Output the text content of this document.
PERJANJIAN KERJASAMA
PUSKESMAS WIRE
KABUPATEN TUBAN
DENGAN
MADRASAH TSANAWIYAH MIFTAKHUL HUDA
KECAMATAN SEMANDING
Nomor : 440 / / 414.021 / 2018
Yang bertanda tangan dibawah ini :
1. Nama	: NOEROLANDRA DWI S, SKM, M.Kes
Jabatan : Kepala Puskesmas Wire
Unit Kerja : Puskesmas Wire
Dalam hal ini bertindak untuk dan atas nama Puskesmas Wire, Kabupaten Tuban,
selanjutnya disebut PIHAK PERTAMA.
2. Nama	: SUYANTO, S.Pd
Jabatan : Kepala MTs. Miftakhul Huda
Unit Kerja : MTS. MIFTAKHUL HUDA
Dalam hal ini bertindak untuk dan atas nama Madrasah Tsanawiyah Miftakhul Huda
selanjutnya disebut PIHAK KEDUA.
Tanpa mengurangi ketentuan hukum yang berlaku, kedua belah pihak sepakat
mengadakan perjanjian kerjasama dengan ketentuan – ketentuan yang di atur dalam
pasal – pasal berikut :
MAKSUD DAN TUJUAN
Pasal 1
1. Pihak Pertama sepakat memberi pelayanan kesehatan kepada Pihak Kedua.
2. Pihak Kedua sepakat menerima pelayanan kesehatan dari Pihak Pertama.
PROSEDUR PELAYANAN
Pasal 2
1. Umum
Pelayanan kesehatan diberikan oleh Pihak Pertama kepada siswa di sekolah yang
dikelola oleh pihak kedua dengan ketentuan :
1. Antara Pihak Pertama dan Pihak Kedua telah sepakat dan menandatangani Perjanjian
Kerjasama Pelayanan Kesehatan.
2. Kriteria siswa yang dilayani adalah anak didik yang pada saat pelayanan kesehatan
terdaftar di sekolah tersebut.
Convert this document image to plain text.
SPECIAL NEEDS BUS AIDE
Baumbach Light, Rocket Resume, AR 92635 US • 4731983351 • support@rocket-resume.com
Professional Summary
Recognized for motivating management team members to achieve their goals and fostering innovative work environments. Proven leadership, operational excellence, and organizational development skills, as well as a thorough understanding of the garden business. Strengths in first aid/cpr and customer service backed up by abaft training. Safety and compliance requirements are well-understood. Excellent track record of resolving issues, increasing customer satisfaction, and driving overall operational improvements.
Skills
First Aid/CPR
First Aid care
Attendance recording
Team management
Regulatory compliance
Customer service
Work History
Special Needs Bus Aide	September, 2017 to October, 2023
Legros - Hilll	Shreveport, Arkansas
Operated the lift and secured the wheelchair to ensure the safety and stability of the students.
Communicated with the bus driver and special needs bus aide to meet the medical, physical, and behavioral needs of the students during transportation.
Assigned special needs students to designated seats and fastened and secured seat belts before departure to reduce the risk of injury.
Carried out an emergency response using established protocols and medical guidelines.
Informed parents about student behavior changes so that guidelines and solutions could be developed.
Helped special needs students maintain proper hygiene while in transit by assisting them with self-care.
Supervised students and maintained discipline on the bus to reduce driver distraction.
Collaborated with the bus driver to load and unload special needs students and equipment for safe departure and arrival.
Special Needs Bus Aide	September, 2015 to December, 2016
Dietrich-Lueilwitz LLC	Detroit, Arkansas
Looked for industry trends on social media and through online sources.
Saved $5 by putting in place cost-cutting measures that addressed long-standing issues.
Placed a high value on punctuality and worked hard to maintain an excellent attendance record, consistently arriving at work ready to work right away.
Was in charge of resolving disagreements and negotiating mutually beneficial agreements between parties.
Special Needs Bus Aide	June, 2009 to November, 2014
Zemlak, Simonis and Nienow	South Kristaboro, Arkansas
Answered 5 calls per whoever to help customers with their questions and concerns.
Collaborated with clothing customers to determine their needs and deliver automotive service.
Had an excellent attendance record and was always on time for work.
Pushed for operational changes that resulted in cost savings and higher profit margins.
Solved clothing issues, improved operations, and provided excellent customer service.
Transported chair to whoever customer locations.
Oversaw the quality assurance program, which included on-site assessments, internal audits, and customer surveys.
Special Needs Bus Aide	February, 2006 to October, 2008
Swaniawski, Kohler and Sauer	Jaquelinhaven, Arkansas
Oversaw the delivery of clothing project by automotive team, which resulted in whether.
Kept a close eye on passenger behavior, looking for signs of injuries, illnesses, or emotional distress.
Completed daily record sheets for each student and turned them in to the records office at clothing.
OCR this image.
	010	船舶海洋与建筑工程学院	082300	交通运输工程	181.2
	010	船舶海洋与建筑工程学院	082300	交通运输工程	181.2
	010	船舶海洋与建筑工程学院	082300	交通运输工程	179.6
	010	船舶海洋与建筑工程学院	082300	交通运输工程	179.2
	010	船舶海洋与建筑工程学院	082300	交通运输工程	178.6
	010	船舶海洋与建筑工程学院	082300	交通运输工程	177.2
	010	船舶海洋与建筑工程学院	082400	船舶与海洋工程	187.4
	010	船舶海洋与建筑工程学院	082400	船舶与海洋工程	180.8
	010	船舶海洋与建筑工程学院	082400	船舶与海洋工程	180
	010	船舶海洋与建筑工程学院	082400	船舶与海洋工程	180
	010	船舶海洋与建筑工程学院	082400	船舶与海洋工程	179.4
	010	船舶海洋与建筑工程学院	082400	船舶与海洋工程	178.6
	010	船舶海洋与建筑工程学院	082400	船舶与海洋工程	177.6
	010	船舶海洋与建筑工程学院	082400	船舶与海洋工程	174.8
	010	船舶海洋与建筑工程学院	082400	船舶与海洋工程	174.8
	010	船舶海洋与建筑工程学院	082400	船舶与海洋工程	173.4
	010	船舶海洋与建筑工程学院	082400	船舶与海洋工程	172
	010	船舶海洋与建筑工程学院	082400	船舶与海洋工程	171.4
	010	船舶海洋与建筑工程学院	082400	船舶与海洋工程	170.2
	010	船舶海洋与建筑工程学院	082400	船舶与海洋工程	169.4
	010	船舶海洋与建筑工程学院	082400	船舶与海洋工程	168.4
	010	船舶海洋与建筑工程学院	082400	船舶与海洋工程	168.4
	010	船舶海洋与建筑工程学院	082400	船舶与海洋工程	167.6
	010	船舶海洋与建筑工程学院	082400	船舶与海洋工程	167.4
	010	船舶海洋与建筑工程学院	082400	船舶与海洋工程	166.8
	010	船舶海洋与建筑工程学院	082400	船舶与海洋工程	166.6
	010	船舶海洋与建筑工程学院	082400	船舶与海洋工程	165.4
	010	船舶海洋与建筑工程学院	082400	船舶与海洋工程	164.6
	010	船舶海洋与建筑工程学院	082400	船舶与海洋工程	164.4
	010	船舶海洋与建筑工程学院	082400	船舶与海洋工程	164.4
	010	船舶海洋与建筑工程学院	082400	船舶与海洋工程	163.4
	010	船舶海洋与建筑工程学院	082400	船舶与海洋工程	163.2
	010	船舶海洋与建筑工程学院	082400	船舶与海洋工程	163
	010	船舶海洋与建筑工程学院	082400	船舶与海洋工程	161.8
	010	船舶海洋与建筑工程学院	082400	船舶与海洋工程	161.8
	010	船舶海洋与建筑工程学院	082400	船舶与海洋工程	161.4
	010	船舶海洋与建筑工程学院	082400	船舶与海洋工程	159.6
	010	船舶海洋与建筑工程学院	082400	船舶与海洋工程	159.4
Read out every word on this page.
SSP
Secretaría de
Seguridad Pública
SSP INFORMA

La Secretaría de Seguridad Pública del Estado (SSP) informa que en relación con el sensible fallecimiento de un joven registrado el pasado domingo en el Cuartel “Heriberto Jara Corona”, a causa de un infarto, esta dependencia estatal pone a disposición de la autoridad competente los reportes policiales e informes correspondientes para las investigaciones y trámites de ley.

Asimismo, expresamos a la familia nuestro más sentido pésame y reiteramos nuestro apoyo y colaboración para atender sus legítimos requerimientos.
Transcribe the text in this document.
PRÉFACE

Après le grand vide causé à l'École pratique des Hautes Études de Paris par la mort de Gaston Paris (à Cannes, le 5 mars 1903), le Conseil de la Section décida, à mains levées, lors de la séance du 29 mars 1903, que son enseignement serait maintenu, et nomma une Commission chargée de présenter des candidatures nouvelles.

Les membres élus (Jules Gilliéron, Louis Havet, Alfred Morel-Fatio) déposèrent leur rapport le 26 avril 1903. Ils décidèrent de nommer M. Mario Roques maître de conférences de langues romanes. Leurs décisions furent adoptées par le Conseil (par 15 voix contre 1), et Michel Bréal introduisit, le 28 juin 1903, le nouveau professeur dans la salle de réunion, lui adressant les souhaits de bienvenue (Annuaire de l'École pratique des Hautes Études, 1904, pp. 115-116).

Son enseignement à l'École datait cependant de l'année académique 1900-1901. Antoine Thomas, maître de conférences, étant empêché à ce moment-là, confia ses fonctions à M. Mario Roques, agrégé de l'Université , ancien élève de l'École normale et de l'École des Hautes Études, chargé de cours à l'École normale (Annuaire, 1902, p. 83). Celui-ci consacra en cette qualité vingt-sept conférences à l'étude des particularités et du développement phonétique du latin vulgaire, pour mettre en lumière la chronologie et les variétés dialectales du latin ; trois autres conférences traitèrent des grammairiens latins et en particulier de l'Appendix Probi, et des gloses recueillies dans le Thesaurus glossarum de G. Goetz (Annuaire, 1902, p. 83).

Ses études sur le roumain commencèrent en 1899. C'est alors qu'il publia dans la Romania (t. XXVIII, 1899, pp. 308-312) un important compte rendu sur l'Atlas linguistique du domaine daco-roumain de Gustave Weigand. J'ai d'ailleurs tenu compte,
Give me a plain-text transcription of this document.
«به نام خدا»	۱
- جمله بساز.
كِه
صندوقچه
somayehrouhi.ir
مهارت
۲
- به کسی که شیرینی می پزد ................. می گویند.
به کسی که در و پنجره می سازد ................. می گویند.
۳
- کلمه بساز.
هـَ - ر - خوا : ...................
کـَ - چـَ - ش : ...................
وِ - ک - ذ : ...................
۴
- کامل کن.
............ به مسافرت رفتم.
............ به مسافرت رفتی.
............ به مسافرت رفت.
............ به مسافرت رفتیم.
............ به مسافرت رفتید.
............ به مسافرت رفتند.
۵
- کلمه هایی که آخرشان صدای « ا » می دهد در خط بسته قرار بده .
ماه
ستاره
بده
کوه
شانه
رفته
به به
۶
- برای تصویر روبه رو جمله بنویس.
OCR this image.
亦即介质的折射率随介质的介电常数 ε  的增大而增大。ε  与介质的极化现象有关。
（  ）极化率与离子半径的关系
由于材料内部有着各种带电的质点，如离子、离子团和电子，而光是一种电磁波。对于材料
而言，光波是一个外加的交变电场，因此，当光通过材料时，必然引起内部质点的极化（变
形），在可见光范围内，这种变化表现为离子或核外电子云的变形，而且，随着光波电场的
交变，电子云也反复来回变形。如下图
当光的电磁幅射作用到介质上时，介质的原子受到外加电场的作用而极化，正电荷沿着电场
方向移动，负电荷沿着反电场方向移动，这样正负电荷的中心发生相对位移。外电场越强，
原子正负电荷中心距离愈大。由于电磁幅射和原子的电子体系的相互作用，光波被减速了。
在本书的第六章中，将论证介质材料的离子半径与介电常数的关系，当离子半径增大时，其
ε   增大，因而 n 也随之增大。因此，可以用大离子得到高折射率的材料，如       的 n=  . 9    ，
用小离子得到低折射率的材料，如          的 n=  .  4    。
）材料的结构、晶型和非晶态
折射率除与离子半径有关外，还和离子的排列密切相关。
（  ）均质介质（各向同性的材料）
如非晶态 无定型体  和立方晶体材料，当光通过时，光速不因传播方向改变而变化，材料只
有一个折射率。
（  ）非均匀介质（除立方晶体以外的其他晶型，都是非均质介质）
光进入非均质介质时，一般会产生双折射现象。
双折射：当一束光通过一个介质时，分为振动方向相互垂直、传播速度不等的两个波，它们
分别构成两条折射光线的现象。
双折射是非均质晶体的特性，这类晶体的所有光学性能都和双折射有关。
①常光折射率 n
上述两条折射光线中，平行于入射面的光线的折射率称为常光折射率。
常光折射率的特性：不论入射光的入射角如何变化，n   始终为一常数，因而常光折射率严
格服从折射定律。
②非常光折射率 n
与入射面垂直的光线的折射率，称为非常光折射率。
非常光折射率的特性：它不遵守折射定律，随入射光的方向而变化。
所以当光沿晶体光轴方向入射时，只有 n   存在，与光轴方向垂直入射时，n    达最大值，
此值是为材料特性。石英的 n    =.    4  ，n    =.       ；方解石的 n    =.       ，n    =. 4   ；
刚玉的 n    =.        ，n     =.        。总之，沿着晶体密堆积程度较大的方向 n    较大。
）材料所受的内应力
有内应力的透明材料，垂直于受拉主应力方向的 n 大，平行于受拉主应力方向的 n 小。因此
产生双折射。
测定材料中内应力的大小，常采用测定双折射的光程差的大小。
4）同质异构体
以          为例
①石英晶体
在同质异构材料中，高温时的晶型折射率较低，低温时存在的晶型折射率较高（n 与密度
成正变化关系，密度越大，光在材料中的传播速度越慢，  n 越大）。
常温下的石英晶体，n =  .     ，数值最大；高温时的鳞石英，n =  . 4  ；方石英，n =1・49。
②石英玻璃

****************

#### [WRITTEN PROBLEM]
Extract, from the listing above, every line where the string "resulted" occurs.

#### [IN RESPONSE]
Pushed for operational changes that resulted in cost savings and higher profit margins.
Oversaw the delivery of clothing project by automotive team, which resulted in whether.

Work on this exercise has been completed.